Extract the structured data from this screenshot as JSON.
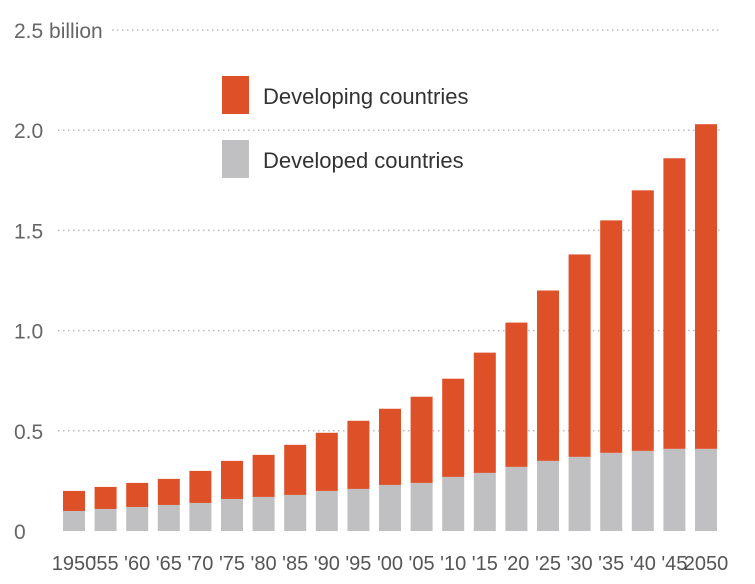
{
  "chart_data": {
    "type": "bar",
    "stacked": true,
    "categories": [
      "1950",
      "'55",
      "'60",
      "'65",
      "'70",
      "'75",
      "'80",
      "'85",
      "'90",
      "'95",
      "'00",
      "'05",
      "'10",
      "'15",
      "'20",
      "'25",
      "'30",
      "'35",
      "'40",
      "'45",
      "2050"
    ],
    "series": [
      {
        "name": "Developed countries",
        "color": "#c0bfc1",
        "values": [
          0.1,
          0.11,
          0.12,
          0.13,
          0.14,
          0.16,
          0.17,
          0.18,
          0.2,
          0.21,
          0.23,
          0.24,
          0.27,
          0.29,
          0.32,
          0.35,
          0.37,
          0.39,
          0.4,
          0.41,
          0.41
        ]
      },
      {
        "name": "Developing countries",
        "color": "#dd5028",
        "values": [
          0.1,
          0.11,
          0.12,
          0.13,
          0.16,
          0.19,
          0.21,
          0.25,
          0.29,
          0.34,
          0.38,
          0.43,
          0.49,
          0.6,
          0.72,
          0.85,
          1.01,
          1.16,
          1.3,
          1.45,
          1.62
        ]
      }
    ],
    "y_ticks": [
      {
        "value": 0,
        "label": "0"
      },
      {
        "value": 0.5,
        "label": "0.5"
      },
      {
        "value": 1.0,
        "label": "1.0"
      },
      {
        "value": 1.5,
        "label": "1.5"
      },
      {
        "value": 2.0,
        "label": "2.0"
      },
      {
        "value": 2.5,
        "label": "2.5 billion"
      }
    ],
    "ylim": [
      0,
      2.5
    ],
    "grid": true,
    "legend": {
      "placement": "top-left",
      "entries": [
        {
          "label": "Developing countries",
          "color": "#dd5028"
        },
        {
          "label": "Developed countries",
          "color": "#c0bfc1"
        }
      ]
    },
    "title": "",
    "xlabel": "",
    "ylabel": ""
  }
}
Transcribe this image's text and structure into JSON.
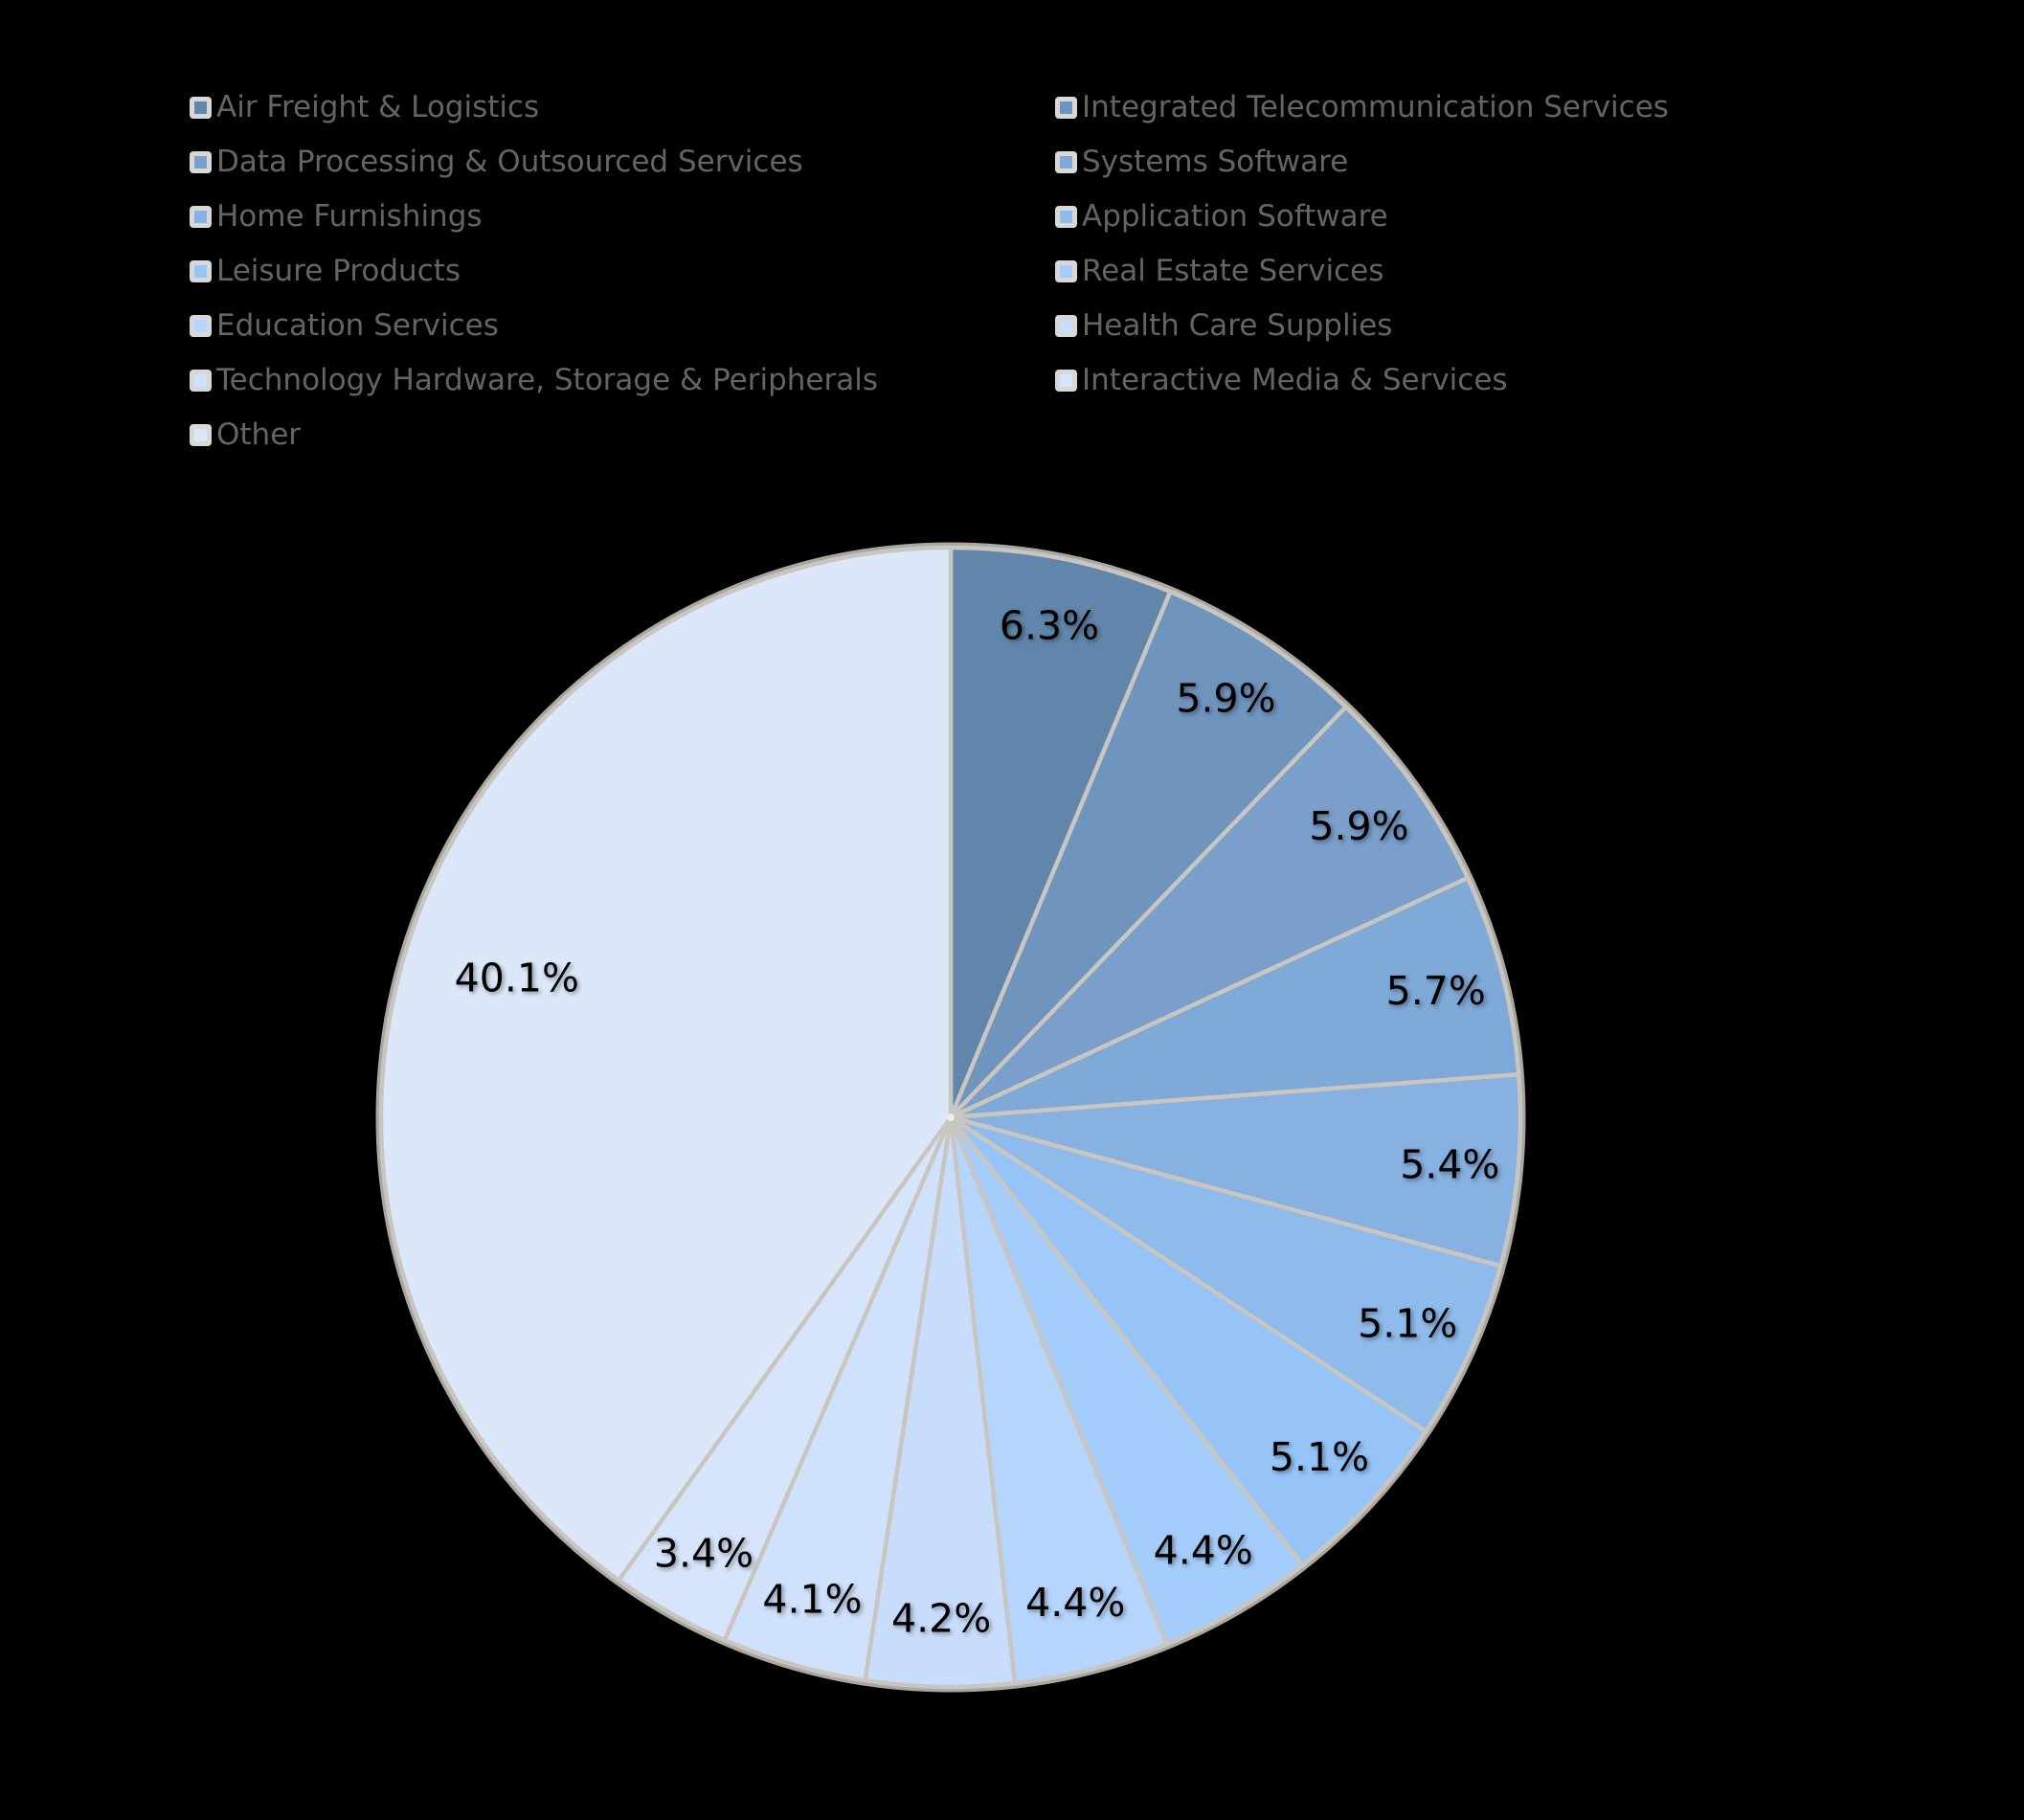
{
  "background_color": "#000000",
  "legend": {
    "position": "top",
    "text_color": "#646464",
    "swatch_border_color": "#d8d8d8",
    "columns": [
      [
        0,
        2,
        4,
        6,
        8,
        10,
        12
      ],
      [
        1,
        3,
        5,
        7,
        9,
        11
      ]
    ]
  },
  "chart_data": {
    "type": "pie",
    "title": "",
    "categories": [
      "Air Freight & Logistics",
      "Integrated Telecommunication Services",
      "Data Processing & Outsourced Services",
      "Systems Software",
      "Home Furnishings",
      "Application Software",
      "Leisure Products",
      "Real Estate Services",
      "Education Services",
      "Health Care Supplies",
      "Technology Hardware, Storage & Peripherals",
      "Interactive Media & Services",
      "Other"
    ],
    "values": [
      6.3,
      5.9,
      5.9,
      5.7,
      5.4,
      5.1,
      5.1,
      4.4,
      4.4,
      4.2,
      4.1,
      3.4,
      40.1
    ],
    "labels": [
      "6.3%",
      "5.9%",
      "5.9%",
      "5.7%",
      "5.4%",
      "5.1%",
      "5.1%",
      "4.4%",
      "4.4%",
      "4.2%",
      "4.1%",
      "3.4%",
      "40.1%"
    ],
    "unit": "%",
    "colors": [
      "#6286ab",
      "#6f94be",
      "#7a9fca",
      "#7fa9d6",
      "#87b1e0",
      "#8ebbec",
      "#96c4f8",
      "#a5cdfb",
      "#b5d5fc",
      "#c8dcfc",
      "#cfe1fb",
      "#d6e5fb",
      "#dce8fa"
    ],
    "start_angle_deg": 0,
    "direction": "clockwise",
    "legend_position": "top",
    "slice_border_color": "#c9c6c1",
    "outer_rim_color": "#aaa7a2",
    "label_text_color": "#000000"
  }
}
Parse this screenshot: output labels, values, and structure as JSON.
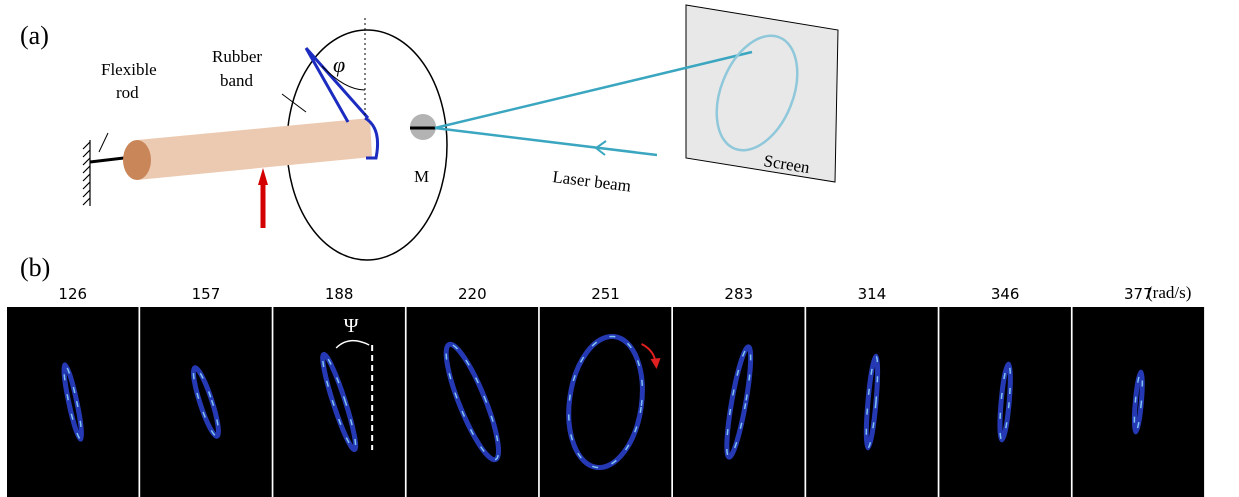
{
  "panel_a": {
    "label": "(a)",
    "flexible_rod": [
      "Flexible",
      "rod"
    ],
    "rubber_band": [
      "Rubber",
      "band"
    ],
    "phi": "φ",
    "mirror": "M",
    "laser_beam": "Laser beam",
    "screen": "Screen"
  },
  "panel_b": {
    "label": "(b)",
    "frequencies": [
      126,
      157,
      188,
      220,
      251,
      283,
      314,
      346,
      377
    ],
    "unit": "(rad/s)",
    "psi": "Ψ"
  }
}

====================

* _Given request_
Quote the material word for word, dropping any images it holds.

* _Exercise response_
Extract the structured data from this screenshot as JSON.
{
  "chart_data": {
    "type": "bar",
    "stacked": true,
    "categories": [
      "1950",
      "'55",
      "'60",
      "'65",
      "'70",
      "'75",
      "'80",
      "'85",
      "'90",
      "'95",
      "'00",
      "'05",
      "'10",
      "'15",
      "'20",
      "'25",
      "'30",
      "'35",
      "'40",
      "'45",
      "2050"
    ],
    "series": [
      {
        "name": "Developed countries",
        "color": "#c0bfc1",
        "values": [
          0.1,
          0.11,
          0.12,
          0.13,
          0.14,
          0.16,
          0.17,
          0.18,
          0.2,
          0.21,
          0.23,
          0.24,
          0.27,
          0.29,
          0.32,
          0.35,
          0.37,
          0.39,
          0.4,
          0.41,
          0.41
        ]
      },
      {
        "name": "Developing countries",
        "color": "#dd5028",
        "values": [
          0.1,
          0.11,
          0.12,
          0.13,
          0.16,
          0.19,
          0.21,
          0.25,
          0.29,
          0.34,
          0.38,
          0.43,
          0.49,
          0.6,
          0.72,
          0.85,
          1.01,
          1.16,
          1.3,
          1.45,
          1.62
        ]
      }
    ],
    "y_ticks": [
      {
        "value": 0,
        "label": "0"
      },
      {
        "value": 0.5,
        "label": "0.5"
      },
      {
        "value": 1.0,
        "label": "1.0"
      },
      {
        "value": 1.5,
        "label": "1.5"
      },
      {
        "value": 2.0,
        "label": "2.0"
      },
      {
        "value": 2.5,
        "label": "2.5 billion"
      }
    ],
    "ylim": [
      0,
      2.5
    ],
    "grid": true,
    "legend": {
      "placement": "top-left",
      "entries": [
        {
          "label": "Developing countries",
          "color": "#dd5028"
        },
        {
          "label": "Developed countries",
          "color": "#c0bfc1"
        }
      ]
    },
    "title": "",
    "xlabel": "",
    "ylabel": ""
  }
}
Transcribe this image's text and structure into JSON.
{
  "background_color": "#000000",
  "legend": {
    "position": "top",
    "text_color": "#646464",
    "swatch_border_color": "#d8d8d8",
    "columns": [
      [
        0,
        2,
        4,
        6,
        8,
        10,
        12
      ],
      [
        1,
        3,
        5,
        7,
        9,
        11
      ]
    ]
  },
  "chart_data": {
    "type": "pie",
    "title": "",
    "categories": [
      "Air Freight & Logistics",
      "Integrated Telecommunication Services",
      "Data Processing & Outsourced Services",
      "Systems Software",
      "Home Furnishings",
      "Application Software",
      "Leisure Products",
      "Real Estate Services",
      "Education Services",
      "Health Care Supplies",
      "Technology Hardware, Storage & Peripherals",
      "Interactive Media & Services",
      "Other"
    ],
    "values": [
      6.3,
      5.9,
      5.9,
      5.7,
      5.4,
      5.1,
      5.1,
      4.4,
      4.4,
      4.2,
      4.1,
      3.4,
      40.1
    ],
    "labels": [
      "6.3%",
      "5.9%",
      "5.9%",
      "5.7%",
      "5.4%",
      "5.1%",
      "5.1%",
      "4.4%",
      "4.4%",
      "4.2%",
      "4.1%",
      "3.4%",
      "40.1%"
    ],
    "unit": "%",
    "colors": [
      "#6286ab",
      "#6f94be",
      "#7a9fca",
      "#7fa9d6",
      "#87b1e0",
      "#8ebbec",
      "#96c4f8",
      "#a5cdfb",
      "#b5d5fc",
      "#c8dcfc",
      "#cfe1fb",
      "#d6e5fb",
      "#dce8fa"
    ],
    "start_angle_deg": 0,
    "direction": "clockwise",
    "legend_position": "top",
    "slice_border_color": "#c9c6c1",
    "outer_rim_color": "#aaa7a2",
    "label_text_color": "#000000"
  }
}
Parse this screenshot: output labels, values, and structure as JSON.
{
  "panel_a": {
    "label": "(a)",
    "flexible_rod": [
      "Flexible",
      "rod"
    ],
    "rubber_band": [
      "Rubber",
      "band"
    ],
    "phi": "φ",
    "mirror": "M",
    "laser_beam": "Laser beam",
    "screen": "Screen"
  },
  "panel_b": {
    "label": "(b)",
    "frequencies": [
      126,
      157,
      188,
      220,
      251,
      283,
      314,
      346,
      377
    ],
    "unit": "(rad/s)",
    "psi": "Ψ"
  }
}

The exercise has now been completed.